TASK INSTRUCTIONS
Print, exactly and completely, every entry in the data.

RECORDS TO PROCESS
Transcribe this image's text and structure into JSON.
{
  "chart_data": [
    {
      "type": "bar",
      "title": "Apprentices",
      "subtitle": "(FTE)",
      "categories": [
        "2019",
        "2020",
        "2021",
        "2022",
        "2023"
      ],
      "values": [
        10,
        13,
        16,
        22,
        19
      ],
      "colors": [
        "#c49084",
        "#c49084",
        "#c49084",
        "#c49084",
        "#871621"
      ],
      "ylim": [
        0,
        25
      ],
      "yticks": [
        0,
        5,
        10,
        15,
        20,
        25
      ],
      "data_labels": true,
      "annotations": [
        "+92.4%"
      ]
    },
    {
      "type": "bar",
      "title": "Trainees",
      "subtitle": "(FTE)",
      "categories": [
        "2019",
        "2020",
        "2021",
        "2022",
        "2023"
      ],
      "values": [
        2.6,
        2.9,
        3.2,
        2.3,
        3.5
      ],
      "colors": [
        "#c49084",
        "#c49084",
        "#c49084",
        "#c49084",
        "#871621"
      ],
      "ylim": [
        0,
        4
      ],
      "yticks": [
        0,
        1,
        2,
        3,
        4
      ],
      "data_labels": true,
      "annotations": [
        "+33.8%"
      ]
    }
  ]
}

EXERCISE RESULT
Transcribe this image's text and structure into JSON.
{
  "chart_data": [
    {
      "type": "bar",
      "title": "Apprentices",
      "subtitle": "(FTE)",
      "categories": [
        "2019",
        "2020",
        "2021",
        "2022",
        "2023"
      ],
      "values": [
        10,
        13,
        16,
        22,
        19
      ],
      "colors": [
        "#c49084",
        "#c49084",
        "#c49084",
        "#c49084",
        "#871621"
      ],
      "ylim": [
        0,
        25
      ],
      "yticks": [
        0,
        5,
        10,
        15,
        20,
        25
      ],
      "data_labels": true,
      "annotations": [
        "+92.4%"
      ]
    },
    {
      "type": "bar",
      "title": "Trainees",
      "subtitle": "(FTE)",
      "categories": [
        "2019",
        "2020",
        "2021",
        "2022",
        "2023"
      ],
      "values": [
        2.6,
        2.9,
        3.2,
        2.3,
        3.5
      ],
      "colors": [
        "#c49084",
        "#c49084",
        "#c49084",
        "#c49084",
        "#871621"
      ],
      "ylim": [
        0,
        4
      ],
      "yticks": [
        0,
        1,
        2,
        3,
        4
      ],
      "data_labels": true,
      "annotations": [
        "+33.8%"
      ]
    }
  ]
}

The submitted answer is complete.